* _TASK REQUIREMENTS_: Copy the material below line for line, without changing anything.
### STORED RECORDS ###
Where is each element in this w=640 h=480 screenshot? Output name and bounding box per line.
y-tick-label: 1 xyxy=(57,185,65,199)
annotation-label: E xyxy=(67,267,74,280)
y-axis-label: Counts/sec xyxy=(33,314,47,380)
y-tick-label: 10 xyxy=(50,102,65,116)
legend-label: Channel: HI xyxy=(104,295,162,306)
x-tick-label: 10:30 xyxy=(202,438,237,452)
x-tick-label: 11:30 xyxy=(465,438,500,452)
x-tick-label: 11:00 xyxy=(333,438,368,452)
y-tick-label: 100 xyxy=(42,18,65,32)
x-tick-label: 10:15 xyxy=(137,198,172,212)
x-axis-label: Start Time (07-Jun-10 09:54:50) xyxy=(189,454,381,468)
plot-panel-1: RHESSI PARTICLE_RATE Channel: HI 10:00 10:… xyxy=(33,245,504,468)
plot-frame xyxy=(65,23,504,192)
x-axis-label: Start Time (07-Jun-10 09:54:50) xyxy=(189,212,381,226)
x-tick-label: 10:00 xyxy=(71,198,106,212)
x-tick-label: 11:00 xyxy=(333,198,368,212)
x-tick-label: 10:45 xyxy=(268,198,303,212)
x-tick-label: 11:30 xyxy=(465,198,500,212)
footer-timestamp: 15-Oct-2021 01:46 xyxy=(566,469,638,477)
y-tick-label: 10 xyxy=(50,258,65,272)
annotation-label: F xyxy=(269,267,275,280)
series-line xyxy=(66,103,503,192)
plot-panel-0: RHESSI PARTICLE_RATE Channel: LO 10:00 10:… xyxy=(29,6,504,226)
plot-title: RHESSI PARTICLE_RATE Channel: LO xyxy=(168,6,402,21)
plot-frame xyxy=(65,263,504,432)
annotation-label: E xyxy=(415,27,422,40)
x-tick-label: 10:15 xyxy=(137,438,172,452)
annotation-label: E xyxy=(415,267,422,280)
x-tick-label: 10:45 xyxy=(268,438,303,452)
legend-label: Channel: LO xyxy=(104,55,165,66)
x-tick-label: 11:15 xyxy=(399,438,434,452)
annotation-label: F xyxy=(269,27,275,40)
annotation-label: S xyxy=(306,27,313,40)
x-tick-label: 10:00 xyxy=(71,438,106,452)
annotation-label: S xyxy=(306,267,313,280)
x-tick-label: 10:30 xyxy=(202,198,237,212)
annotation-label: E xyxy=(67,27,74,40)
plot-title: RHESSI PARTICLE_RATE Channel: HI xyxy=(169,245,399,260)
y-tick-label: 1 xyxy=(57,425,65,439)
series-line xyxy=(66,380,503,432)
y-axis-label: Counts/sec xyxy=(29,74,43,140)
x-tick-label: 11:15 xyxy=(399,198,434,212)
###
* _RESULT FOR THIS TASK_:
Where is each element in this w=640 h=480 screenshot? Output name and bounding box per line.
y-tick-label: 1 xyxy=(57,185,65,199)
annotation-label: E xyxy=(67,267,74,280)
y-axis-label: Counts/sec xyxy=(33,314,47,380)
y-tick-label: 10 xyxy=(50,102,65,116)
legend-label: Channel: HI xyxy=(104,295,162,306)
x-tick-label: 10:30 xyxy=(202,438,237,452)
x-tick-label: 11:30 xyxy=(465,438,500,452)
x-tick-label: 11:00 xyxy=(333,438,368,452)
y-tick-label: 100 xyxy=(42,18,65,32)
x-tick-label: 10:15 xyxy=(137,198,172,212)
x-axis-label: Start Time (07-Jun-10 09:54:50) xyxy=(189,454,381,468)
plot-panel-1: RHESSI PARTICLE_RATE Channel: HI 10:00 10:… xyxy=(33,245,504,468)
plot-frame xyxy=(65,23,504,192)
x-axis-label: Start Time (07-Jun-10 09:54:50) xyxy=(189,212,381,226)
x-tick-label: 10:00 xyxy=(71,198,106,212)
x-tick-label: 11:00 xyxy=(333,198,368,212)
x-tick-label: 10:45 xyxy=(268,198,303,212)
x-tick-label: 11:30 xyxy=(465,198,500,212)
footer-timestamp: 15-Oct-2021 01:46 xyxy=(566,469,638,477)
y-tick-label: 10 xyxy=(50,258,65,272)
annotation-label: F xyxy=(269,267,275,280)
series-line xyxy=(66,103,503,192)
plot-panel-0: RHESSI PARTICLE_RATE Channel: LO 10:00 10:… xyxy=(29,6,504,226)
plot-title: RHESSI PARTICLE_RATE Channel: LO xyxy=(168,6,402,21)
plot-frame xyxy=(65,263,504,432)
annotation-label: E xyxy=(415,27,422,40)
x-tick-label: 10:15 xyxy=(137,438,172,452)
annotation-label: E xyxy=(415,267,422,280)
x-tick-label: 10:45 xyxy=(268,438,303,452)
legend-label: Channel: LO xyxy=(104,55,165,66)
x-tick-label: 11:15 xyxy=(399,438,434,452)
annotation-label: F xyxy=(269,27,275,40)
annotation-label: S xyxy=(306,27,313,40)
x-tick-label: 10:00 xyxy=(71,438,106,452)
annotation-label: S xyxy=(306,267,313,280)
x-tick-label: 10:30 xyxy=(202,198,237,212)
annotation-label: E xyxy=(67,27,74,40)
plot-title: RHESSI PARTICLE_RATE Channel: HI xyxy=(169,245,399,260)
y-tick-label: 1 xyxy=(57,425,65,439)
series-line xyxy=(66,380,503,432)
y-axis-label: Counts/sec xyxy=(29,74,43,140)
x-tick-label: 11:15 xyxy=(399,198,434,212)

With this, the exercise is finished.